[SHORT EXERCISE]:
Copy each entry as it stands, leaving nothing out.

[RECORDS FOR THIS EXERCISE]:

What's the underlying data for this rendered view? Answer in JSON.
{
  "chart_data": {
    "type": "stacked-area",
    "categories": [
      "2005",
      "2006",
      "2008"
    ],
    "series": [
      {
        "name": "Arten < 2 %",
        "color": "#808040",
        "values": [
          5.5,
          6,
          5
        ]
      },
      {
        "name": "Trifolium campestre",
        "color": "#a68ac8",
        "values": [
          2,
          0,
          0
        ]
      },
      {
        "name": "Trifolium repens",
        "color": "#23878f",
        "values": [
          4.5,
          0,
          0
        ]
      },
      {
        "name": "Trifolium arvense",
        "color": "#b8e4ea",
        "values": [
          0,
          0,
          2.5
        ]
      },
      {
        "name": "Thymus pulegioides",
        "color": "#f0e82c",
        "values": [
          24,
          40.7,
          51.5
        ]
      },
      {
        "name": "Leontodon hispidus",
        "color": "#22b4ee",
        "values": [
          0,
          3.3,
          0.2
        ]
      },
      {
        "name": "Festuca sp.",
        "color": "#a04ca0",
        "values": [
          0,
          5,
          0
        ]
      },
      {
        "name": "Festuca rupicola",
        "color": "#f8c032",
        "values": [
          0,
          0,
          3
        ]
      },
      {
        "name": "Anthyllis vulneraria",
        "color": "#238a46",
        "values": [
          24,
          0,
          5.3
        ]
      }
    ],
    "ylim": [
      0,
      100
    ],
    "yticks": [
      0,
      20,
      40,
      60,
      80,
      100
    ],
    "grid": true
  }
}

[TASK ANSWER]:
What's the underlying data for this rendered view? Answer in JSON.
{
  "chart_data": {
    "type": "stacked-area",
    "categories": [
      "2005",
      "2006",
      "2008"
    ],
    "series": [
      {
        "name": "Arten < 2 %",
        "color": "#808040",
        "values": [
          5.5,
          6,
          5
        ]
      },
      {
        "name": "Trifolium campestre",
        "color": "#a68ac8",
        "values": [
          2,
          0,
          0
        ]
      },
      {
        "name": "Trifolium repens",
        "color": "#23878f",
        "values": [
          4.5,
          0,
          0
        ]
      },
      {
        "name": "Trifolium arvense",
        "color": "#b8e4ea",
        "values": [
          0,
          0,
          2.5
        ]
      },
      {
        "name": "Thymus pulegioides",
        "color": "#f0e82c",
        "values": [
          24,
          40.7,
          51.5
        ]
      },
      {
        "name": "Leontodon hispidus",
        "color": "#22b4ee",
        "values": [
          0,
          3.3,
          0.2
        ]
      },
      {
        "name": "Festuca sp.",
        "color": "#a04ca0",
        "values": [
          0,
          5,
          0
        ]
      },
      {
        "name": "Festuca rupicola",
        "color": "#f8c032",
        "values": [
          0,
          0,
          3
        ]
      },
      {
        "name": "Anthyllis vulneraria",
        "color": "#238a46",
        "values": [
          24,
          0,
          5.3
        ]
      }
    ],
    "ylim": [
      0,
      100
    ],
    "yticks": [
      0,
      20,
      40,
      60,
      80,
      100
    ],
    "grid": true
  }
}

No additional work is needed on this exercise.